WHAT IS EXPECTED: Rewrite the listing as a Markdown table with a Row column for the row number and an Entry column for each line, skipping any blank lines. Leave the pictures out of the table.

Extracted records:

======

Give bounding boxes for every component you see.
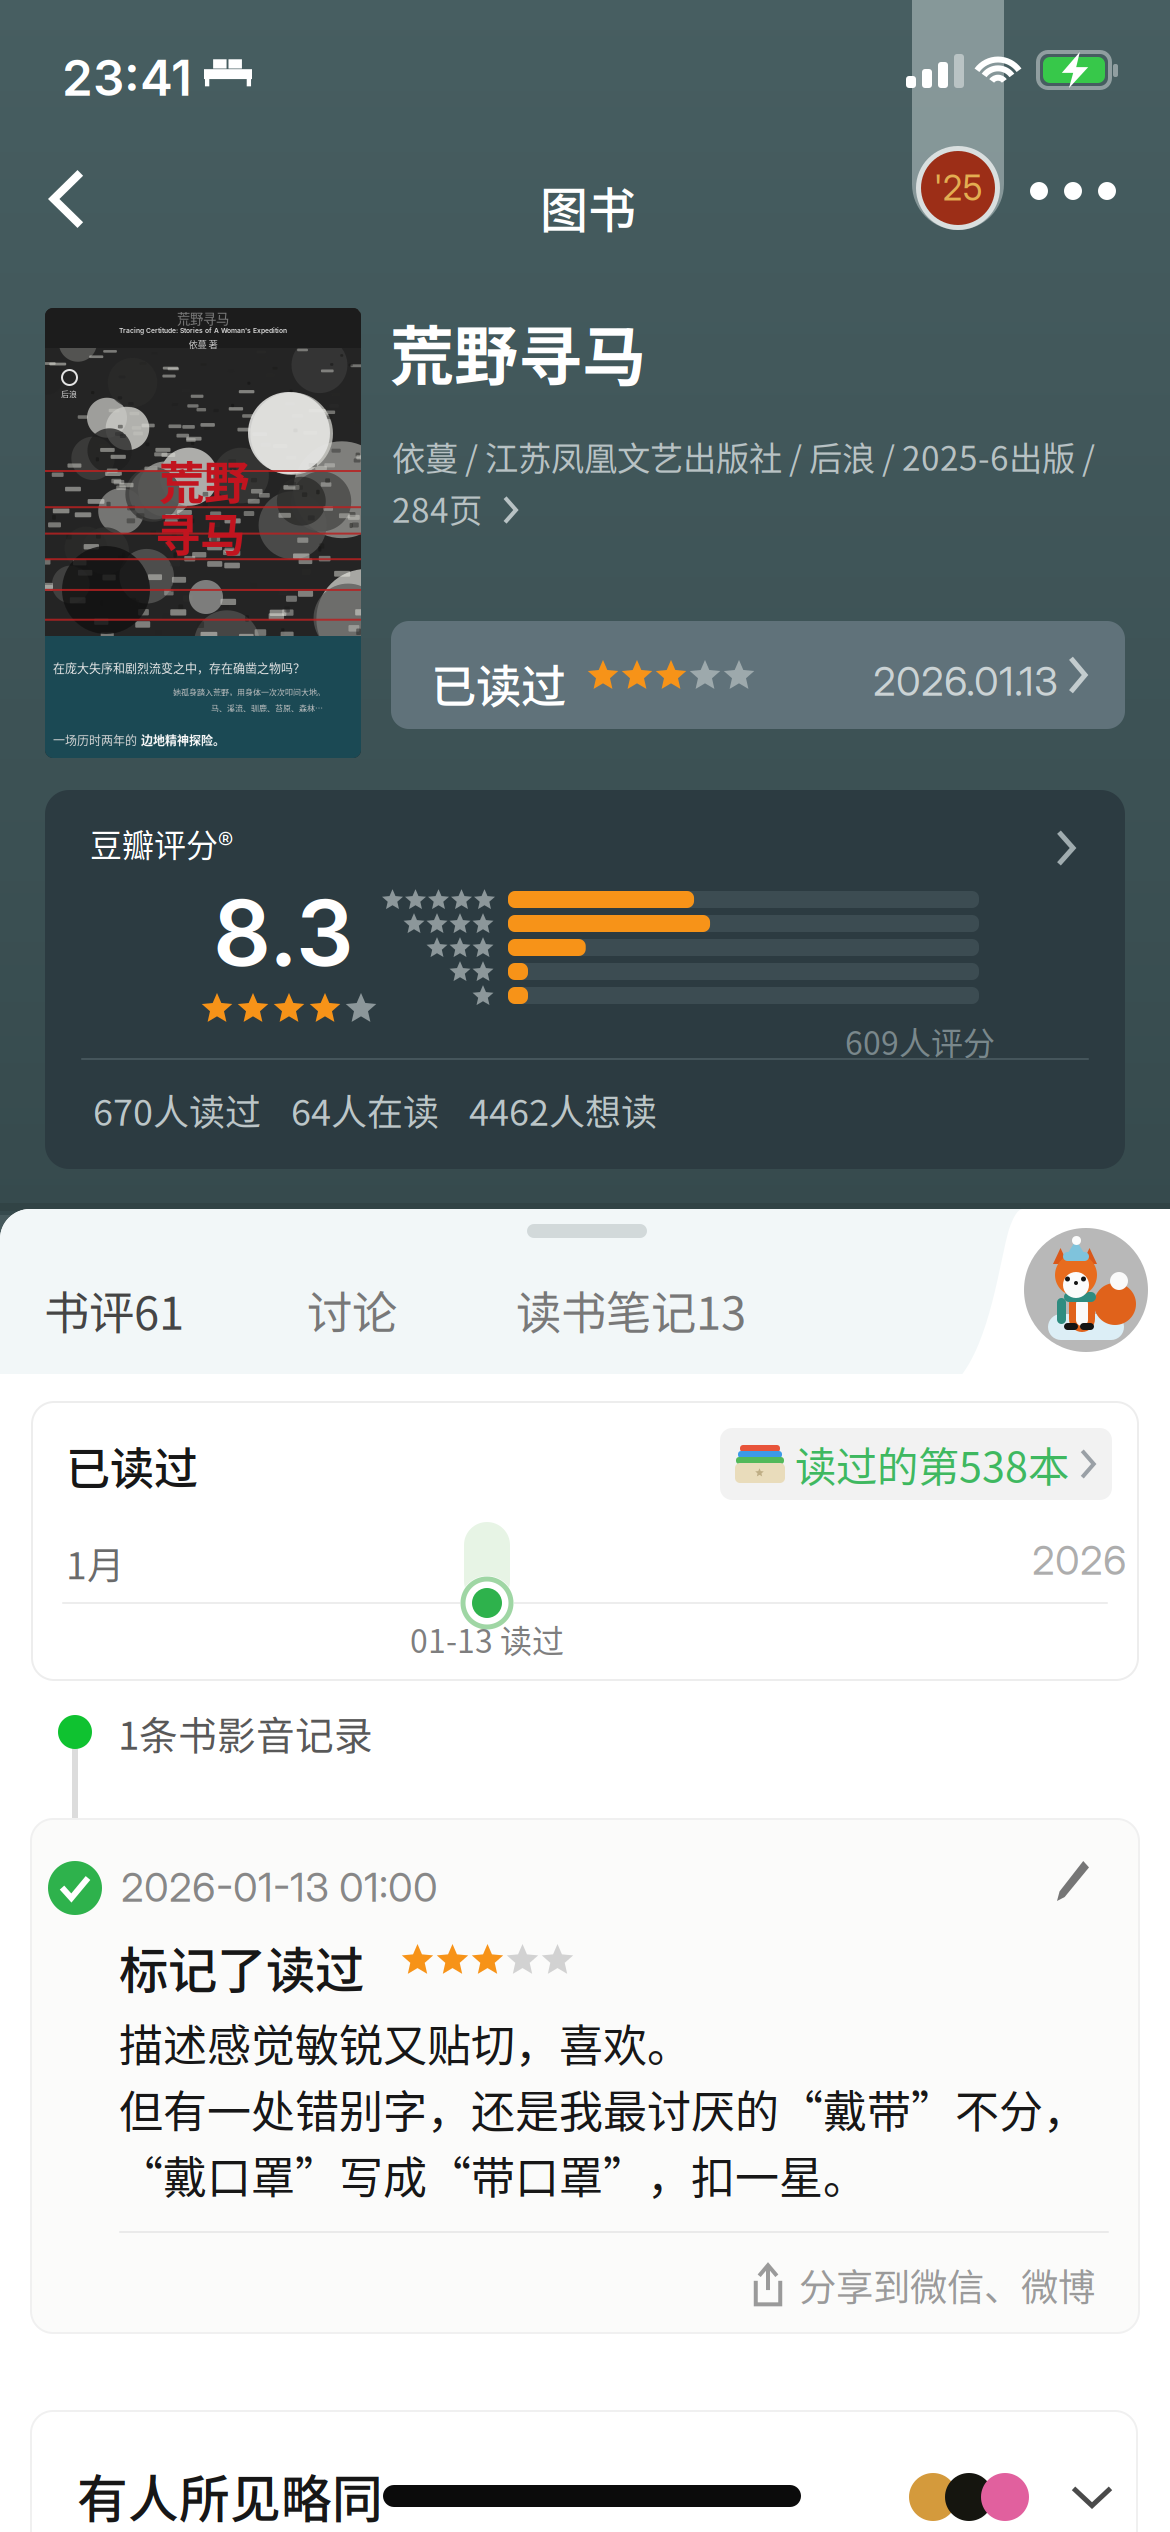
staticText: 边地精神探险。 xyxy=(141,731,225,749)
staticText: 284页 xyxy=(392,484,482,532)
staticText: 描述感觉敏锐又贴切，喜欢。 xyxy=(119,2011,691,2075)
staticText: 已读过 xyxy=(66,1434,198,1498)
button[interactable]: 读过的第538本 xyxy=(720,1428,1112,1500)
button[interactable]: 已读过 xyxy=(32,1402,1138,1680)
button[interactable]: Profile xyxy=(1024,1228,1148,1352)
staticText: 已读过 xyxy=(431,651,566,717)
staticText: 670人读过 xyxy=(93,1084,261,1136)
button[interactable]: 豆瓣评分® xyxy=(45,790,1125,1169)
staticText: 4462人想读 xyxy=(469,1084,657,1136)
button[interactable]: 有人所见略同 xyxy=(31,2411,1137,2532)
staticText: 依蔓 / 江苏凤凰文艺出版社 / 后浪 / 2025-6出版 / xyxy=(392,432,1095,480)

======

COMPLETE ANSWER:
| Row | Entry |
|---|---|
| 1 | Give bounding boxes for every component you see. |
| 2 | staticText: 边地精神探险。 xyxy=(141,731,225,749) |
| 3 | staticText: 284页 xyxy=(392,484,482,532) |
| 4 | staticText: 描述感觉敏锐又贴切，喜欢。 xyxy=(119,2011,691,2075) |
| 5 | staticText: 已读过 xyxy=(66,1434,198,1498) |
| 6 | button[interactable]: 读过的第538本 xyxy=(720,1428,1112,1500) |
| 7 | button[interactable]: 已读过 xyxy=(32,1402,1138,1680) |
| 8 | button[interactable]: Profile xyxy=(1024,1228,1148,1352) |
| 9 | staticText: 已读过 xyxy=(431,651,566,717) |
| 10 | staticText: 670人读过 xyxy=(93,1084,261,1136) |
| 11 | button[interactable]: 豆瓣评分® xyxy=(45,790,1125,1169) |
| 12 | staticText: 4462人想读 xyxy=(469,1084,657,1136) |
| 13 | button[interactable]: 有人所见略同 xyxy=(31,2411,1137,2532) |
| 14 | staticText: 依蔓 / 江苏凤凰文艺出版社 / 后浪 / 2025-6出版 / xyxy=(392,432,1095,480) |